(Figure record extracts)
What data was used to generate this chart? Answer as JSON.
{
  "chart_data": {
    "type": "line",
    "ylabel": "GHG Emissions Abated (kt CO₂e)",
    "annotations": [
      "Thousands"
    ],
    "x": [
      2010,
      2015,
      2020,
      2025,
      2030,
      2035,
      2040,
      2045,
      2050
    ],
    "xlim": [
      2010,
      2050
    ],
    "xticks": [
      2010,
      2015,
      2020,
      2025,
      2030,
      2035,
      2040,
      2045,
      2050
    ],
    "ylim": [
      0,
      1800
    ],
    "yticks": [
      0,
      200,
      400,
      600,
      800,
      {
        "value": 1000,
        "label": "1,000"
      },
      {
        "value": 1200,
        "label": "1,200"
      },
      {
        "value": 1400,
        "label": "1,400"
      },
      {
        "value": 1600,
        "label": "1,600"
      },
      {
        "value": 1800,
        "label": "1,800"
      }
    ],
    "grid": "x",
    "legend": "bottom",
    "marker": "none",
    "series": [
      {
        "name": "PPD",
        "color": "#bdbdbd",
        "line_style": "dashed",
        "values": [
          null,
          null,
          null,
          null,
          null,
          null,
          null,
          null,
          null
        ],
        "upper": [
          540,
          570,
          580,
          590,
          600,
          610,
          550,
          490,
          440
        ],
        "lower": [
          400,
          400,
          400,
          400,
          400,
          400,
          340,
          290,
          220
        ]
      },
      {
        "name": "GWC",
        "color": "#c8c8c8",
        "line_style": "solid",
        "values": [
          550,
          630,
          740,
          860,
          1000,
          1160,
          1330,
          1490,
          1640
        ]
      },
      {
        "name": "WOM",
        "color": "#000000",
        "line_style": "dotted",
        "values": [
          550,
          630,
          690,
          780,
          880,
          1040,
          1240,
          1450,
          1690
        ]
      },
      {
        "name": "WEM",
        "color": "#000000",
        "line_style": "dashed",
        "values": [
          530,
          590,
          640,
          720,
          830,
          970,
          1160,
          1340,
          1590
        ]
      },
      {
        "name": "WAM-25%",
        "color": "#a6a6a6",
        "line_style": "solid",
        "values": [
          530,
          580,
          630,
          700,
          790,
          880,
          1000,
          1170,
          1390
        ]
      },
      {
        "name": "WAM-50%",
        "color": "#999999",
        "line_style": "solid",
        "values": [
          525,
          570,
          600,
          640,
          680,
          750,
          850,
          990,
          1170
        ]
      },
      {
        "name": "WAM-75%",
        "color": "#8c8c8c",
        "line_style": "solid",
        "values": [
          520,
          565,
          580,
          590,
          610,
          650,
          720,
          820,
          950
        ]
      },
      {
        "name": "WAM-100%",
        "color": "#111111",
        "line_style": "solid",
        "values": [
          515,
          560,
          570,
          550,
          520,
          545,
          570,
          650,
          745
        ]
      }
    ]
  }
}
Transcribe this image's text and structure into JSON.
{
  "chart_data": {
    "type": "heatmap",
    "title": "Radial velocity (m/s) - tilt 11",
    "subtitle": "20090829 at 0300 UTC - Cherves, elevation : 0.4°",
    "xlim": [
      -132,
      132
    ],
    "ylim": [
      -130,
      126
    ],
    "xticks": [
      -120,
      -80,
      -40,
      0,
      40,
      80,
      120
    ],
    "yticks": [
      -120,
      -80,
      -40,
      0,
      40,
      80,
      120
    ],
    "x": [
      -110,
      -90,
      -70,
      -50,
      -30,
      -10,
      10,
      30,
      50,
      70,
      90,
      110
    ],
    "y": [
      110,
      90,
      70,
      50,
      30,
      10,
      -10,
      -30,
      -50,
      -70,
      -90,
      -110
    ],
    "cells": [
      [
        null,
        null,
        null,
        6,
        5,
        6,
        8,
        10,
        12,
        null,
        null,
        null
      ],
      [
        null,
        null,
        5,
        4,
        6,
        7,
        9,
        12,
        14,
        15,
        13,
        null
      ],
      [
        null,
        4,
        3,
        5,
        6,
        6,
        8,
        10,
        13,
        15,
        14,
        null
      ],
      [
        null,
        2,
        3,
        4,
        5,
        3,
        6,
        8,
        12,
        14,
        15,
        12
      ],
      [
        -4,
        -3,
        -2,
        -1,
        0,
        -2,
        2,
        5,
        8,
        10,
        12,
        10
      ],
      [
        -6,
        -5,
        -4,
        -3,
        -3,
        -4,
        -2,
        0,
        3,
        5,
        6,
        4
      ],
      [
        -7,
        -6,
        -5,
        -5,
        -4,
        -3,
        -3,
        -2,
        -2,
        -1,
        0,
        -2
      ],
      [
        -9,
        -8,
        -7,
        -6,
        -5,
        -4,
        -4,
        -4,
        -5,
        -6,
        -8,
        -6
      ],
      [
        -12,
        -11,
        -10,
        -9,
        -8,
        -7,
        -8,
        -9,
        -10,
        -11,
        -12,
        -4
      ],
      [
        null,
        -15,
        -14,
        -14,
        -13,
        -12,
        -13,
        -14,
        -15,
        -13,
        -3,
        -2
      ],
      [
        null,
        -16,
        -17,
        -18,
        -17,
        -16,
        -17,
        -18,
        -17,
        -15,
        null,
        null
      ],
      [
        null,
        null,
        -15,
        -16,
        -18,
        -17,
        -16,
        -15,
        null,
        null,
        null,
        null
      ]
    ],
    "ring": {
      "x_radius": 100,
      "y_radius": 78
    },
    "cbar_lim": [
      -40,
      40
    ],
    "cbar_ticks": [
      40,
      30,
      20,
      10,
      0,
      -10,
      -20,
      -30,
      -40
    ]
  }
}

- Task to complete: Go through the listing and copy all of it exactly.

- Answer for the task:
What data was used to generate this chart? Answer as JSON.
{
  "chart_data": {
    "type": "line",
    "ylabel": "GHG Emissions Abated (kt CO₂e)",
    "annotations": [
      "Thousands"
    ],
    "x": [
      2010,
      2015,
      2020,
      2025,
      2030,
      2035,
      2040,
      2045,
      2050
    ],
    "xlim": [
      2010,
      2050
    ],
    "xticks": [
      2010,
      2015,
      2020,
      2025,
      2030,
      2035,
      2040,
      2045,
      2050
    ],
    "ylim": [
      0,
      1800
    ],
    "yticks": [
      0,
      200,
      400,
      600,
      800,
      {
        "value": 1000,
        "label": "1,000"
      },
      {
        "value": 1200,
        "label": "1,200"
      },
      {
        "value": 1400,
        "label": "1,400"
      },
      {
        "value": 1600,
        "label": "1,600"
      },
      {
        "value": 1800,
        "label": "1,800"
      }
    ],
    "grid": "x",
    "legend": "bottom",
    "marker": "none",
    "series": [
      {
        "name": "PPD",
        "color": "#bdbdbd",
        "line_style": "dashed",
        "values": [
          null,
          null,
          null,
          null,
          null,
          null,
          null,
          null,
          null
        ],
        "upper": [
          540,
          570,
          580,
          590,
          600,
          610,
          550,
          490,
          440
        ],
        "lower": [
          400,
          400,
          400,
          400,
          400,
          400,
          340,
          290,
          220
        ]
      },
      {
        "name": "GWC",
        "color": "#c8c8c8",
        "line_style": "solid",
        "values": [
          550,
          630,
          740,
          860,
          1000,
          1160,
          1330,
          1490,
          1640
        ]
      },
      {
        "name": "WOM",
        "color": "#000000",
        "line_style": "dotted",
        "values": [
          550,
          630,
          690,
          780,
          880,
          1040,
          1240,
          1450,
          1690
        ]
      },
      {
        "name": "WEM",
        "color": "#000000",
        "line_style": "dashed",
        "values": [
          530,
          590,
          640,
          720,
          830,
          970,
          1160,
          1340,
          1590
        ]
      },
      {
        "name": "WAM-25%",
        "color": "#a6a6a6",
        "line_style": "solid",
        "values": [
          530,
          580,
          630,
          700,
          790,
          880,
          1000,
          1170,
          1390
        ]
      },
      {
        "name": "WAM-50%",
        "color": "#999999",
        "line_style": "solid",
        "values": [
          525,
          570,
          600,
          640,
          680,
          750,
          850,
          990,
          1170
        ]
      },
      {
        "name": "WAM-75%",
        "color": "#8c8c8c",
        "line_style": "solid",
        "values": [
          520,
          565,
          580,
          590,
          610,
          650,
          720,
          820,
          950
        ]
      },
      {
        "name": "WAM-100%",
        "color": "#111111",
        "line_style": "solid",
        "values": [
          515,
          560,
          570,
          550,
          520,
          545,
          570,
          650,
          745
        ]
      }
    ]
  }
}
Transcribe this image's text and structure into JSON.
{
  "chart_data": {
    "type": "heatmap",
    "title": "Radial velocity (m/s) - tilt 11",
    "subtitle": "20090829 at 0300 UTC - Cherves, elevation : 0.4°",
    "xlim": [
      -132,
      132
    ],
    "ylim": [
      -130,
      126
    ],
    "xticks": [
      -120,
      -80,
      -40,
      0,
      40,
      80,
      120
    ],
    "yticks": [
      -120,
      -80,
      -40,
      0,
      40,
      80,
      120
    ],
    "x": [
      -110,
      -90,
      -70,
      -50,
      -30,
      -10,
      10,
      30,
      50,
      70,
      90,
      110
    ],
    "y": [
      110,
      90,
      70,
      50,
      30,
      10,
      -10,
      -30,
      -50,
      -70,
      -90,
      -110
    ],
    "cells": [
      [
        null,
        null,
        null,
        6,
        5,
        6,
        8,
        10,
        12,
        null,
        null,
        null
      ],
      [
        null,
        null,
        5,
        4,
        6,
        7,
        9,
        12,
        14,
        15,
        13,
        null
      ],
      [
        null,
        4,
        3,
        5,
        6,
        6,
        8,
        10,
        13,
        15,
        14,
        null
      ],
      [
        null,
        2,
        3,
        4,
        5,
        3,
        6,
        8,
        12,
        14,
        15,
        12
      ],
      [
        -4,
        -3,
        -2,
        -1,
        0,
        -2,
        2,
        5,
        8,
        10,
        12,
        10
      ],
      [
        -6,
        -5,
        -4,
        -3,
        -3,
        -4,
        -2,
        0,
        3,
        5,
        6,
        4
      ],
      [
        -7,
        -6,
        -5,
        -5,
        -4,
        -3,
        -3,
        -2,
        -2,
        -1,
        0,
        -2
      ],
      [
        -9,
        -8,
        -7,
        -6,
        -5,
        -4,
        -4,
        -4,
        -5,
        -6,
        -8,
        -6
      ],
      [
        -12,
        -11,
        -10,
        -9,
        -8,
        -7,
        -8,
        -9,
        -10,
        -11,
        -12,
        -4
      ],
      [
        null,
        -15,
        -14,
        -14,
        -13,
        -12,
        -13,
        -14,
        -15,
        -13,
        -3,
        -2
      ],
      [
        null,
        -16,
        -17,
        -18,
        -17,
        -16,
        -17,
        -18,
        -17,
        -15,
        null,
        null
      ],
      [
        null,
        null,
        -15,
        -16,
        -18,
        -17,
        -16,
        -15,
        null,
        null,
        null,
        null
      ]
    ],
    "ring": {
      "x_radius": 100,
      "y_radius": 78
    },
    "cbar_lim": [
      -40,
      40
    ],
    "cbar_ticks": [
      40,
      30,
      20,
      10,
      0,
      -10,
      -20,
      -30,
      -40
    ]
  }
}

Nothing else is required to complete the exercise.